• Problem to work on:
Will you quote all of the entries, word for word?

(Records from a data collection)
________________

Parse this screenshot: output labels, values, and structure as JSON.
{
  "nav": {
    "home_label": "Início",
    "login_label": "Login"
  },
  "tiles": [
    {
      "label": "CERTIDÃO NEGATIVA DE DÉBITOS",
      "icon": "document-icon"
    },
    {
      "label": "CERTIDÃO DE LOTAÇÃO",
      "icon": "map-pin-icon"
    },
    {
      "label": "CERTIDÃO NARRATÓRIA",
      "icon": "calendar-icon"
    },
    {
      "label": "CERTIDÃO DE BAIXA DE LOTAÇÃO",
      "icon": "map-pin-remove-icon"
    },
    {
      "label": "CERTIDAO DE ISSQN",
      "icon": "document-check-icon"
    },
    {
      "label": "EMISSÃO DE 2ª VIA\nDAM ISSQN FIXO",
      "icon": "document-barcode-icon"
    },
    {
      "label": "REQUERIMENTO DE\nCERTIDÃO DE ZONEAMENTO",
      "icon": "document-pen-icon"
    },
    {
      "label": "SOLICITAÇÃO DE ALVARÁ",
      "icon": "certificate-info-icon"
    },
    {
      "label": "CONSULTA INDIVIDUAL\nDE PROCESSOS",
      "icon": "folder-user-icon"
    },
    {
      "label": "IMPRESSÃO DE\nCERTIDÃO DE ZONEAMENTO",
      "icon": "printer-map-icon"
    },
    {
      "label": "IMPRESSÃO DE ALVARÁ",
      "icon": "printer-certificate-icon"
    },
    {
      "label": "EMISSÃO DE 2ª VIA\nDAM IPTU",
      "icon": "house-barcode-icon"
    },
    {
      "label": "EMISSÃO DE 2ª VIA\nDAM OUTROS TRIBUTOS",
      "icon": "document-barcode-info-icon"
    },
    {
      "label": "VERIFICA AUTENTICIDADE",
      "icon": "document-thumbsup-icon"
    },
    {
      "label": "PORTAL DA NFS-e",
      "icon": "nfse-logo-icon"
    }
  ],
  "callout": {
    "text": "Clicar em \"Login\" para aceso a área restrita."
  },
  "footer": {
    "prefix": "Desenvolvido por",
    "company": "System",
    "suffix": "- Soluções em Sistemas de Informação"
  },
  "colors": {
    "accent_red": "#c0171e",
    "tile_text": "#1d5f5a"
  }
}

________________

• Answer for the task:
Parse this screenshot: output labels, values, and structure as JSON.
{
  "nav": {
    "home_label": "Início",
    "login_label": "Login"
  },
  "tiles": [
    {
      "label": "CERTIDÃO NEGATIVA DE DÉBITOS",
      "icon": "document-icon"
    },
    {
      "label": "CERTIDÃO DE LOTAÇÃO",
      "icon": "map-pin-icon"
    },
    {
      "label": "CERTIDÃO NARRATÓRIA",
      "icon": "calendar-icon"
    },
    {
      "label": "CERTIDÃO DE BAIXA DE LOTAÇÃO",
      "icon": "map-pin-remove-icon"
    },
    {
      "label": "CERTIDAO DE ISSQN",
      "icon": "document-check-icon"
    },
    {
      "label": "EMISSÃO DE 2ª VIA\nDAM ISSQN FIXO",
      "icon": "document-barcode-icon"
    },
    {
      "label": "REQUERIMENTO DE\nCERTIDÃO DE ZONEAMENTO",
      "icon": "document-pen-icon"
    },
    {
      "label": "SOLICITAÇÃO DE ALVARÁ",
      "icon": "certificate-info-icon"
    },
    {
      "label": "CONSULTA INDIVIDUAL\nDE PROCESSOS",
      "icon": "folder-user-icon"
    },
    {
      "label": "IMPRESSÃO DE\nCERTIDÃO DE ZONEAMENTO",
      "icon": "printer-map-icon"
    },
    {
      "label": "IMPRESSÃO DE ALVARÁ",
      "icon": "printer-certificate-icon"
    },
    {
      "label": "EMISSÃO DE 2ª VIA\nDAM IPTU",
      "icon": "house-barcode-icon"
    },
    {
      "label": "EMISSÃO DE 2ª VIA\nDAM OUTROS TRIBUTOS",
      "icon": "document-barcode-info-icon"
    },
    {
      "label": "VERIFICA AUTENTICIDADE",
      "icon": "document-thumbsup-icon"
    },
    {
      "label": "PORTAL DA NFS-e",
      "icon": "nfse-logo-icon"
    }
  ],
  "callout": {
    "text": "Clicar em \"Login\" para aceso a área restrita."
  },
  "footer": {
    "prefix": "Desenvolvido por",
    "company": "System",
    "suffix": "- Soluções em Sistemas de Informação"
  },
  "colors": {
    "accent_red": "#c0171e",
    "tile_text": "#1d5f5a"
  }
}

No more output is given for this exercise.